[YOUR OBJECTIVE] Print all entries word for word.

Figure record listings
%%

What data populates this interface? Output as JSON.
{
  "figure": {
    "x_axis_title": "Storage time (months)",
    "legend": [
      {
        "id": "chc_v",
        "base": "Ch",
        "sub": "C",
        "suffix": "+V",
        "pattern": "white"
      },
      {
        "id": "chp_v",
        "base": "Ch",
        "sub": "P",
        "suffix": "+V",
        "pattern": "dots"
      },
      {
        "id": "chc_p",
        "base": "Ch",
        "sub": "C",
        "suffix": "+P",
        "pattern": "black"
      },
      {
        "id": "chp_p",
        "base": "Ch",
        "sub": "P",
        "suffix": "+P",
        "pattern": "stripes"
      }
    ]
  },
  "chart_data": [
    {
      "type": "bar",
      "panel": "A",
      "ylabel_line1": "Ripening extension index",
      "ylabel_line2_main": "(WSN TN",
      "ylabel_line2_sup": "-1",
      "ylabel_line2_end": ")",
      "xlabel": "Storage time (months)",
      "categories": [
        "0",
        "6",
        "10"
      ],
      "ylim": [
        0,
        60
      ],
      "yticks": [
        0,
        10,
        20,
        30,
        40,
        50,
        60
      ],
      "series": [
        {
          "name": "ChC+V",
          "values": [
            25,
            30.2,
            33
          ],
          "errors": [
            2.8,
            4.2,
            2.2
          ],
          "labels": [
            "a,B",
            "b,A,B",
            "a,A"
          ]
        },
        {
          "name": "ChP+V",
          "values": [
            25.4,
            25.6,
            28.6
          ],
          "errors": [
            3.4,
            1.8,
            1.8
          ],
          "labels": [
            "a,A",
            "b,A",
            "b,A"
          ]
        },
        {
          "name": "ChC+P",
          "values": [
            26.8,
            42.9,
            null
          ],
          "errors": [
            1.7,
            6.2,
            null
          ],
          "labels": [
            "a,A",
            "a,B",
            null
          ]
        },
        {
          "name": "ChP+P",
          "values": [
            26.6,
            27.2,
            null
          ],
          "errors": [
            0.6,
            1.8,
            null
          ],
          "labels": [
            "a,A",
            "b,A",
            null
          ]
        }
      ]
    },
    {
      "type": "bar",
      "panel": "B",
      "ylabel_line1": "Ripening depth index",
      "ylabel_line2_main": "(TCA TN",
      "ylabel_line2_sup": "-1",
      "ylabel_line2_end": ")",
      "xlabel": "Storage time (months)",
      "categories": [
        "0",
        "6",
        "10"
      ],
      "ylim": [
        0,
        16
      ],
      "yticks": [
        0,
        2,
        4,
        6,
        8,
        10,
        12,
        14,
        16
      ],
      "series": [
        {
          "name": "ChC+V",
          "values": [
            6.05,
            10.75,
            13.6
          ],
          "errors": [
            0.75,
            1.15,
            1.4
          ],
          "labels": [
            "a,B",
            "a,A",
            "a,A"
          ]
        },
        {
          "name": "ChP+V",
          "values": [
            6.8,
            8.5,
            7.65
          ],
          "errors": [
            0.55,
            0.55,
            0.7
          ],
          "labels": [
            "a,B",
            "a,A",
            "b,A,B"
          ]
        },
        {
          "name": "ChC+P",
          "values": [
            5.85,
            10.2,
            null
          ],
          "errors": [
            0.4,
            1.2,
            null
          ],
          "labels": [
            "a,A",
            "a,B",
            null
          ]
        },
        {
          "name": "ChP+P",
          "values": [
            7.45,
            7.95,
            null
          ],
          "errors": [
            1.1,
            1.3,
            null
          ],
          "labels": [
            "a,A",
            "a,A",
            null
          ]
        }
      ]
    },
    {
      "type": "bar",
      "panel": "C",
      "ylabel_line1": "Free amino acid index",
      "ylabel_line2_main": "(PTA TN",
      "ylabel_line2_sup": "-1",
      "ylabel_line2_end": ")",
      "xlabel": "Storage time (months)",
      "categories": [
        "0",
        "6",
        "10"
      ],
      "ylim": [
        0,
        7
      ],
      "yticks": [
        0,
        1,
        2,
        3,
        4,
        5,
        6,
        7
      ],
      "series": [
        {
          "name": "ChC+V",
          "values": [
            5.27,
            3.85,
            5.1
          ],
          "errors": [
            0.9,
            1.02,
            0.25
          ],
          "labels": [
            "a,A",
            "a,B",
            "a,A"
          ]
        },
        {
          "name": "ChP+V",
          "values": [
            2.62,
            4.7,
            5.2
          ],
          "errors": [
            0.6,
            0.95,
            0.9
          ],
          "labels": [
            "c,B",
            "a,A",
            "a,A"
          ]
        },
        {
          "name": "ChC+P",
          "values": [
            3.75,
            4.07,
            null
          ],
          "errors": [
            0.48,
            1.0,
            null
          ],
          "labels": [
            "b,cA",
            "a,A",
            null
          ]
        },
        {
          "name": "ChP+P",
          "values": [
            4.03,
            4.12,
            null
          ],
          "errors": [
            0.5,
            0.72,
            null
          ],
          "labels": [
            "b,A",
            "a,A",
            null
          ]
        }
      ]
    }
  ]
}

%%

[THE COMPLETED TASK]
What data populates this interface? Output as JSON.
{
  "figure": {
    "x_axis_title": "Storage time (months)",
    "legend": [
      {
        "id": "chc_v",
        "base": "Ch",
        "sub": "C",
        "suffix": "+V",
        "pattern": "white"
      },
      {
        "id": "chp_v",
        "base": "Ch",
        "sub": "P",
        "suffix": "+V",
        "pattern": "dots"
      },
      {
        "id": "chc_p",
        "base": "Ch",
        "sub": "C",
        "suffix": "+P",
        "pattern": "black"
      },
      {
        "id": "chp_p",
        "base": "Ch",
        "sub": "P",
        "suffix": "+P",
        "pattern": "stripes"
      }
    ]
  },
  "chart_data": [
    {
      "type": "bar",
      "panel": "A",
      "ylabel_line1": "Ripening extension index",
      "ylabel_line2_main": "(WSN TN",
      "ylabel_line2_sup": "-1",
      "ylabel_line2_end": ")",
      "xlabel": "Storage time (months)",
      "categories": [
        "0",
        "6",
        "10"
      ],
      "ylim": [
        0,
        60
      ],
      "yticks": [
        0,
        10,
        20,
        30,
        40,
        50,
        60
      ],
      "series": [
        {
          "name": "ChC+V",
          "values": [
            25,
            30.2,
            33
          ],
          "errors": [
            2.8,
            4.2,
            2.2
          ],
          "labels": [
            "a,B",
            "b,A,B",
            "a,A"
          ]
        },
        {
          "name": "ChP+V",
          "values": [
            25.4,
            25.6,
            28.6
          ],
          "errors": [
            3.4,
            1.8,
            1.8
          ],
          "labels": [
            "a,A",
            "b,A",
            "b,A"
          ]
        },
        {
          "name": "ChC+P",
          "values": [
            26.8,
            42.9,
            null
          ],
          "errors": [
            1.7,
            6.2,
            null
          ],
          "labels": [
            "a,A",
            "a,B",
            null
          ]
        },
        {
          "name": "ChP+P",
          "values": [
            26.6,
            27.2,
            null
          ],
          "errors": [
            0.6,
            1.8,
            null
          ],
          "labels": [
            "a,A",
            "b,A",
            null
          ]
        }
      ]
    },
    {
      "type": "bar",
      "panel": "B",
      "ylabel_line1": "Ripening depth index",
      "ylabel_line2_main": "(TCA TN",
      "ylabel_line2_sup": "-1",
      "ylabel_line2_end": ")",
      "xlabel": "Storage time (months)",
      "categories": [
        "0",
        "6",
        "10"
      ],
      "ylim": [
        0,
        16
      ],
      "yticks": [
        0,
        2,
        4,
        6,
        8,
        10,
        12,
        14,
        16
      ],
      "series": [
        {
          "name": "ChC+V",
          "values": [
            6.05,
            10.75,
            13.6
          ],
          "errors": [
            0.75,
            1.15,
            1.4
          ],
          "labels": [
            "a,B",
            "a,A",
            "a,A"
          ]
        },
        {
          "name": "ChP+V",
          "values": [
            6.8,
            8.5,
            7.65
          ],
          "errors": [
            0.55,
            0.55,
            0.7
          ],
          "labels": [
            "a,B",
            "a,A",
            "b,A,B"
          ]
        },
        {
          "name": "ChC+P",
          "values": [
            5.85,
            10.2,
            null
          ],
          "errors": [
            0.4,
            1.2,
            null
          ],
          "labels": [
            "a,A",
            "a,B",
            null
          ]
        },
        {
          "name": "ChP+P",
          "values": [
            7.45,
            7.95,
            null
          ],
          "errors": [
            1.1,
            1.3,
            null
          ],
          "labels": [
            "a,A",
            "a,A",
            null
          ]
        }
      ]
    },
    {
      "type": "bar",
      "panel": "C",
      "ylabel_line1": "Free amino acid index",
      "ylabel_line2_main": "(PTA TN",
      "ylabel_line2_sup": "-1",
      "ylabel_line2_end": ")",
      "xlabel": "Storage time (months)",
      "categories": [
        "0",
        "6",
        "10"
      ],
      "ylim": [
        0,
        7
      ],
      "yticks": [
        0,
        1,
        2,
        3,
        4,
        5,
        6,
        7
      ],
      "series": [
        {
          "name": "ChC+V",
          "values": [
            5.27,
            3.85,
            5.1
          ],
          "errors": [
            0.9,
            1.02,
            0.25
          ],
          "labels": [
            "a,A",
            "a,B",
            "a,A"
          ]
        },
        {
          "name": "ChP+V",
          "values": [
            2.62,
            4.7,
            5.2
          ],
          "errors": [
            0.6,
            0.95,
            0.9
          ],
          "labels": [
            "c,B",
            "a,A",
            "a,A"
          ]
        },
        {
          "name": "ChC+P",
          "values": [
            3.75,
            4.07,
            null
          ],
          "errors": [
            0.48,
            1.0,
            null
          ],
          "labels": [
            "b,cA",
            "a,A",
            null
          ]
        },
        {
          "name": "ChP+P",
          "values": [
            4.03,
            4.12,
            null
          ],
          "errors": [
            0.5,
            0.72,
            null
          ],
          "labels": [
            "b,A",
            "a,A",
            null
          ]
        }
      ]
    }
  ]
}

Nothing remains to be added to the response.